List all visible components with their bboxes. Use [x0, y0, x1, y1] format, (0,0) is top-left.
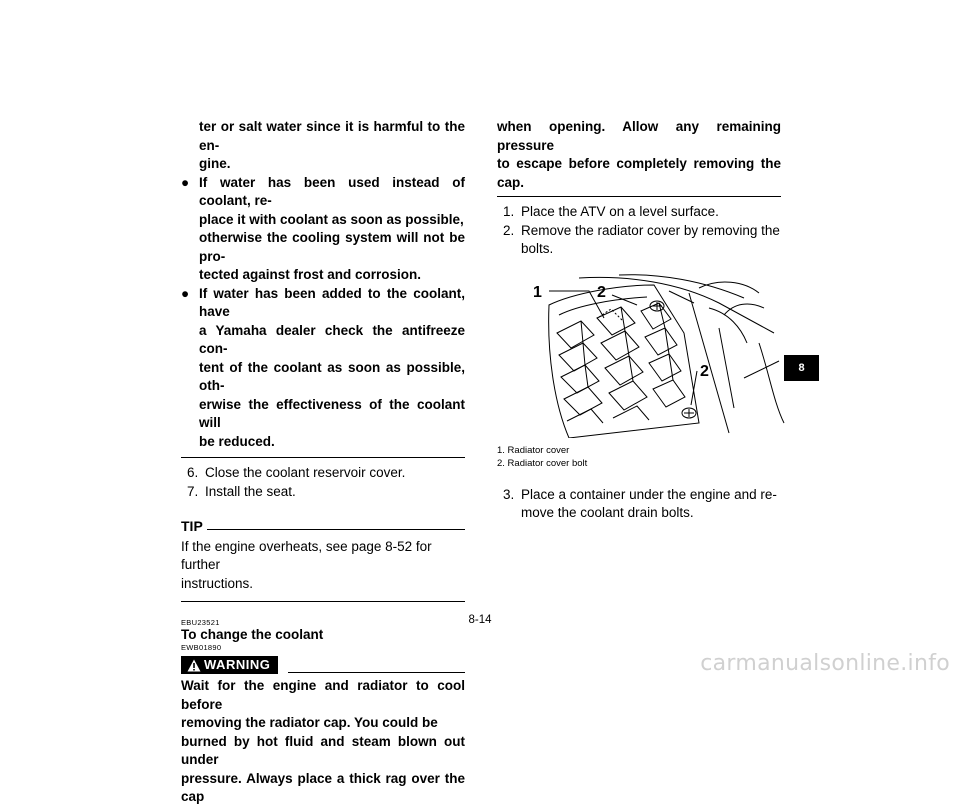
- text-line: tected against frost and corrosion.: [199, 267, 422, 282]
- warning-rule: [288, 672, 465, 673]
- text-line: erwise the effectiveness of the coolant will: [199, 396, 465, 430]
- warning-code: EWB01890: [181, 643, 222, 652]
- bullet-icon: ●: [181, 285, 190, 301]
- radiator-cover-illustration: [519, 273, 789, 438]
- tip-end-rule: [181, 601, 465, 602]
- figure-label-1: 1: [533, 283, 542, 301]
- warning-text-continued: [497, 118, 781, 192]
- warning-header: [181, 656, 465, 674]
- warning-text: [181, 677, 465, 807]
- tip-rule: [207, 529, 465, 530]
- warning-triangle-icon: [187, 659, 201, 672]
- warning-badge: [181, 656, 278, 674]
- step-text: Place a container under the engine and re-: [521, 486, 777, 502]
- step-text: Place the ATV on a level surface.: [521, 204, 719, 219]
- figure-captions: [497, 444, 781, 470]
- step-number: 1.: [503, 204, 515, 219]
- text-line: If water has been added to the coolant, have: [199, 285, 465, 319]
- caption-radiator-cover-bolt: 2. Radiator cover bolt: [497, 457, 588, 469]
- step-text: move the coolant drain bolts.: [521, 505, 694, 520]
- step-number: 3.: [503, 486, 515, 502]
- figure-label-2a: 2: [597, 283, 606, 301]
- text-line: otherwise the cooling system will not be pro-: [199, 230, 465, 264]
- chapter-tab: 8: [784, 355, 819, 381]
- tip-label: TIP: [181, 518, 203, 534]
- bullet-icon: ●: [181, 174, 190, 190]
- right-column: [497, 118, 781, 523]
- step-3: [497, 486, 781, 523]
- warning-end-rule: [497, 196, 781, 197]
- page-number: 8-14: [468, 614, 492, 626]
- text-line: If the engine overheats, see page 8-52 for further: [181, 538, 432, 572]
- section-title: To change the coolant: [181, 627, 324, 642]
- section-code: EBU23521: [181, 618, 220, 627]
- left-column: [181, 118, 465, 807]
- step-7: [181, 483, 465, 502]
- text-line: ter or salt water since it is harmful to the en-: [199, 119, 465, 153]
- tip-header: [181, 517, 465, 536]
- text-line: place it with coolant as soon as possible,: [199, 211, 464, 227]
- step-number: 2.: [503, 222, 515, 238]
- step-number: 7.: [187, 483, 199, 499]
- step-text: bolts.: [521, 241, 554, 256]
- text-line: be reduced.: [199, 433, 275, 449]
- text-line: If water has been used instead of coolant, re-: [199, 174, 465, 208]
- text-line: removing the radiator cap. You could be: [181, 715, 438, 730]
- figure-label-2b: 2: [700, 362, 709, 380]
- step-text: Remove the radiator cover by removing the: [521, 222, 780, 238]
- bullet-item-water-replace: [181, 174, 465, 285]
- step-6: [181, 464, 465, 483]
- text-line: tent of the coolant as soon as possible, oth-: [199, 359, 465, 393]
- tip-body: [181, 538, 465, 594]
- text-line: when opening. Allow any remaining pressure: [497, 119, 781, 153]
- text-line: a Yamaha dealer check the antifreeze con-: [199, 322, 465, 356]
- step-text: Install the seat.: [205, 483, 296, 499]
- text-line: burned by hot fluid and steam blown out under: [181, 733, 465, 767]
- bullet-item-water-added: [181, 285, 465, 452]
- text-line: instructions.: [181, 575, 254, 591]
- caption-radiator-cover: 1. Radiator cover: [497, 444, 570, 456]
- text-line: gine.: [199, 156, 231, 171]
- text-line: to escape before completely removing the cap.: [497, 156, 781, 190]
- notice-end-rule: [181, 457, 465, 458]
- watermark: carmanualsonline.info: [700, 651, 950, 676]
- warning-label: WARNING: [204, 656, 271, 672]
- step-1: [497, 203, 781, 222]
- continued-warning-text: [181, 118, 465, 174]
- step-number: 6.: [187, 465, 199, 480]
- text-line: pressure. Always place a thick rag over the cap: [181, 770, 465, 804]
- text-line: Wait for the engine and radiator to cool before: [181, 678, 465, 712]
- step-2: [497, 222, 781, 259]
- step-text: Close the coolant reservoir cover.: [205, 465, 406, 480]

**Your goal**
Rewrite the records above with "radiator cap" replaced by "filler cap" and everything else left unchanged. Leave out the pictures.

**Written response**
List all visible components with their bboxes. Use [x0, y0, x1, y1] format, (0,0) is top-left.
- text-line: tected against frost and corrosion.: [199, 267, 422, 282]
- warning-rule: [288, 672, 465, 673]
- text-line: erwise the effectiveness of the coolant will: [199, 396, 465, 430]
- warning-code: EWB01890: [181, 643, 222, 652]
- bullet-icon: ●: [181, 285, 190, 301]
- radiator-cover-illustration: [519, 273, 789, 438]
- tip-end-rule: [181, 601, 465, 602]
- figure-label-1: 1: [533, 283, 542, 301]
- warning-text-continued: [497, 118, 781, 192]
- warning-header: [181, 656, 465, 674]
- warning-text: [181, 677, 465, 807]
- tip-rule: [207, 529, 465, 530]
- warning-triangle-icon: [187, 659, 201, 672]
- warning-badge: [181, 656, 278, 674]
- step-text: Place a container under the engine and re-: [521, 486, 777, 502]
- step-text: Place the ATV on a level surface.: [521, 204, 719, 219]
- figure-captions: [497, 444, 781, 470]
- step-number: 1.: [503, 204, 515, 219]
- text-line: If water has been added to the coolant, have: [199, 285, 465, 319]
- caption-radiator-cover-bolt: 2. Radiator cover bolt: [497, 457, 588, 469]
- step-text: move the coolant drain bolts.: [521, 505, 694, 520]
- step-number: 3.: [503, 486, 515, 502]
- figure-label-2a: 2: [597, 283, 606, 301]
- text-line: otherwise the cooling system will not be pro-: [199, 230, 465, 264]
- chapter-tab: 8: [784, 355, 819, 381]
- tip-label: TIP: [181, 518, 203, 534]
- bullet-icon: ●: [181, 174, 190, 190]
- right-column: [497, 118, 781, 523]
- step-3: [497, 486, 781, 523]
- warning-end-rule: [497, 196, 781, 197]
- page-number: 8-14: [468, 614, 492, 626]
- text-line: If the engine overheats, see page 8-52 for further: [181, 538, 432, 572]
- section-title: To change the coolant: [181, 627, 324, 642]
- section-code: EBU23521: [181, 618, 220, 627]
- left-column: [181, 118, 465, 807]
- step-7: [181, 483, 465, 502]
- text-line: ter or salt water since it is harmful to the en-: [199, 119, 465, 153]
- tip-header: [181, 517, 465, 536]
- text-line: place it with coolant as soon as possible,: [199, 211, 464, 227]
- step-number: 2.: [503, 222, 515, 238]
- step-number: 7.: [187, 483, 199, 499]
- step-text: bolts.: [521, 241, 554, 256]
- text-line: be reduced.: [199, 433, 275, 449]
- text-line: If water has been used instead of coolant, re-: [199, 174, 465, 208]
- text-line: removing the filler cap. You could be: [181, 715, 438, 730]
- figure-label-2b: 2: [700, 362, 709, 380]
- step-text: Remove the radiator cover by removing the: [521, 222, 780, 238]
- bullet-item-water-replace: [181, 174, 465, 285]
- step-6: [181, 464, 465, 483]
- text-line: tent of the coolant as soon as possible, oth-: [199, 359, 465, 393]
- tip-body: [181, 538, 465, 594]
- text-line: when opening. Allow any remaining pressure: [497, 119, 781, 153]
- text-line: a Yamaha dealer check the antifreeze con-: [199, 322, 465, 356]
- step-text: Install the seat.: [205, 483, 296, 499]
- text-line: burned by hot fluid and steam blown out under: [181, 733, 465, 767]
- bullet-item-water-added: [181, 285, 465, 452]
- text-line: instructions.: [181, 575, 254, 591]
- caption-radiator-cover: 1. Radiator cover: [497, 444, 570, 456]
- text-line: gine.: [199, 156, 231, 171]
- text-line: to escape before completely removing the cap.: [497, 156, 781, 190]
- notice-end-rule: [181, 457, 465, 458]
- watermark: carmanualsonline.info: [700, 651, 950, 676]
- warning-label: WARNING: [204, 656, 271, 672]
- step-1: [497, 203, 781, 222]
- continued-warning-text: [181, 118, 465, 174]
- step-number: 6.: [187, 465, 199, 480]
- text-line: pressure. Always place a thick rag over the cap: [181, 770, 465, 804]
- text-line: Wait for the engine and radiator to cool before: [181, 678, 465, 712]
- step-2: [497, 222, 781, 259]
- step-text: Close the coolant reservoir cover.: [205, 465, 406, 480]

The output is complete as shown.